Data listing:
=-=-=

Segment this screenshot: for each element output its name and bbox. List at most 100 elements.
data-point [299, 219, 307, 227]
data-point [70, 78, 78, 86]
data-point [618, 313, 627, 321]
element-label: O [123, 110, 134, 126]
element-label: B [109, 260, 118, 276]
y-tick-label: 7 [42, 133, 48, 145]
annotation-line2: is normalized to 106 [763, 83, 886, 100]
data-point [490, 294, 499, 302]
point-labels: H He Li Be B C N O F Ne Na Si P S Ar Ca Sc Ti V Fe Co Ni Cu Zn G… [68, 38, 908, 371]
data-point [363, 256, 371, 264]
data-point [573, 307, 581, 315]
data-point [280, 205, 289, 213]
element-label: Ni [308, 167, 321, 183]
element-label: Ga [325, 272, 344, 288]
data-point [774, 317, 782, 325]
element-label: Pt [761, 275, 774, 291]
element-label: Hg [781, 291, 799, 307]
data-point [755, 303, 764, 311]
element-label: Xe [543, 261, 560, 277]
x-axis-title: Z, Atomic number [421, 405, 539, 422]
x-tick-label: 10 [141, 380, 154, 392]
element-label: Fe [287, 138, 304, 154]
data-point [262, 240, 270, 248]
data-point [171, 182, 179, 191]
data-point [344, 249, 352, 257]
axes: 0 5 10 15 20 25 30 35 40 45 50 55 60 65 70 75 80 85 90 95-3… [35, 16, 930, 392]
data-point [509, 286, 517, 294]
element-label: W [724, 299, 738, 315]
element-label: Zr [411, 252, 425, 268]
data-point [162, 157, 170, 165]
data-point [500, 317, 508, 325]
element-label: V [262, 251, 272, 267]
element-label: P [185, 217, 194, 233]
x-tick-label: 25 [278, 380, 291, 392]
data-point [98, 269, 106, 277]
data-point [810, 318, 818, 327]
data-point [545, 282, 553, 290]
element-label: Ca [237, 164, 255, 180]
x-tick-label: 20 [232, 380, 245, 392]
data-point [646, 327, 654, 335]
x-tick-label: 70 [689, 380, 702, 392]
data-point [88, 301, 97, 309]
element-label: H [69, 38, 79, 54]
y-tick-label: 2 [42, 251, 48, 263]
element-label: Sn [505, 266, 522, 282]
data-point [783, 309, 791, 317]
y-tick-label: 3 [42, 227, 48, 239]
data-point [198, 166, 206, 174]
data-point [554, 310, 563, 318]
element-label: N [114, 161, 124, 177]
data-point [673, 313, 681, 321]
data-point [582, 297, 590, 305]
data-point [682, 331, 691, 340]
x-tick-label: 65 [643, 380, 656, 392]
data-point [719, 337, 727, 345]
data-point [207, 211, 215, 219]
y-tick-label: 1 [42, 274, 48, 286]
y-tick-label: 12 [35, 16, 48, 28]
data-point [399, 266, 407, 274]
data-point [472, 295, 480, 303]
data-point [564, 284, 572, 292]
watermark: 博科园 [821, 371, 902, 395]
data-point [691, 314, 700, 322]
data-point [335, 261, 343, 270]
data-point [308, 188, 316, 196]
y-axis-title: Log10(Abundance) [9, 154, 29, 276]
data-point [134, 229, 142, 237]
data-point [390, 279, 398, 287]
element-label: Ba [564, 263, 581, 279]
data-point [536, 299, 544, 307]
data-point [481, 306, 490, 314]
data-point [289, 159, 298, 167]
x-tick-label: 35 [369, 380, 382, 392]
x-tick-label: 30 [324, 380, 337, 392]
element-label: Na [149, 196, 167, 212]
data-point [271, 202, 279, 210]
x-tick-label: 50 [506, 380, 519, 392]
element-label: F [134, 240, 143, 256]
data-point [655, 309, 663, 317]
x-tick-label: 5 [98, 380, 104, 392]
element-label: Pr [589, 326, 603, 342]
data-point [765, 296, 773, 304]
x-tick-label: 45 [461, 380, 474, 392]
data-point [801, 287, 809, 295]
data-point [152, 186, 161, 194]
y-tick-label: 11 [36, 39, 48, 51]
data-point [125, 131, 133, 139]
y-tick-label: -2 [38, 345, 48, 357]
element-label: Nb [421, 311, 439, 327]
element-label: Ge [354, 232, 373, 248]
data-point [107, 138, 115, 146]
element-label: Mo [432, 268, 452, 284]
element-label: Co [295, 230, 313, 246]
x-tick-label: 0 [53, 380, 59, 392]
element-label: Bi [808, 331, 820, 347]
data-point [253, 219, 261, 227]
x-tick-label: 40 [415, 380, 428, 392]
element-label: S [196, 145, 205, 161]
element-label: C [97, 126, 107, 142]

=-=-=

Description of the task: Rewrite the stretch of items from the start through the line containing "data-point [774, 317, 782, 325]", changing "element-label" to "symbol-label" and leaving everything else unchanged.

Result below:
Segment this screenshot: for each element output its name and bbox. List at most 100 elements.
data-point [299, 219, 307, 227]
data-point [70, 78, 78, 86]
data-point [618, 313, 627, 321]
symbol-label: O [123, 110, 134, 126]
symbol-label: B [109, 260, 118, 276]
y-tick-label: 7 [42, 133, 48, 145]
annotation-line2: is normalized to 106 [763, 83, 886, 100]
data-point [490, 294, 499, 302]
point-labels: H He Li Be B C N O F Ne Na Si P S Ar Ca Sc Ti V Fe Co Ni Cu Zn G… [68, 38, 908, 371]
data-point [363, 256, 371, 264]
data-point [573, 307, 581, 315]
data-point [280, 205, 289, 213]
symbol-label: Ni [308, 167, 321, 183]
symbol-label: Ga [325, 272, 344, 288]
data-point [774, 317, 782, 325]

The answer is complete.